((

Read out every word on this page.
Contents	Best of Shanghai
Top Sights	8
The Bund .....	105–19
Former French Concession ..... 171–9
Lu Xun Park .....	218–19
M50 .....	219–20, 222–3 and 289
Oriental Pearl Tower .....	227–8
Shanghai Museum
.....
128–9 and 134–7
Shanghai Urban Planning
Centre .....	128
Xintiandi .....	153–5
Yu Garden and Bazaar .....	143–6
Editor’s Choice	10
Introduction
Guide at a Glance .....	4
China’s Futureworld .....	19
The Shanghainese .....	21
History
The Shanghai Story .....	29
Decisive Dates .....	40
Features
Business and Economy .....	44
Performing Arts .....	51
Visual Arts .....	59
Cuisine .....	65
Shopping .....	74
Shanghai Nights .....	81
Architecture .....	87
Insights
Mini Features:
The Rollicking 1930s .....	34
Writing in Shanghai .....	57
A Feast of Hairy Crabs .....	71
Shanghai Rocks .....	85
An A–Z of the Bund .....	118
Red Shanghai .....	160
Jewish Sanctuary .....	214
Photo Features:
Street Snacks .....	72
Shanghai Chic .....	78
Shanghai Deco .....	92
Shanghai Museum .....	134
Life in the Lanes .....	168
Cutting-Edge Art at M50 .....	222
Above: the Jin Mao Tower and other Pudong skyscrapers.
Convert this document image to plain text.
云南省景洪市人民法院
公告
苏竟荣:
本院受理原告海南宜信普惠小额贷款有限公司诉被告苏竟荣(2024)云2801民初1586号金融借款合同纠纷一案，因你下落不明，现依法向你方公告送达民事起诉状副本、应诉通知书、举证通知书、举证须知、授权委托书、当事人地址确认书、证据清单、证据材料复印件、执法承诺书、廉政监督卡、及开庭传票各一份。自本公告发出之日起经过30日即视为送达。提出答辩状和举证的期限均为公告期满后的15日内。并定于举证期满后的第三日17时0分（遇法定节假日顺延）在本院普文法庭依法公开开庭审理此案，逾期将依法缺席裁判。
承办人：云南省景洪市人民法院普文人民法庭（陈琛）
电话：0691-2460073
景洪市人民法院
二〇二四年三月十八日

))

How many of the lines above include the string "Features"? Reply with the number by itself.

3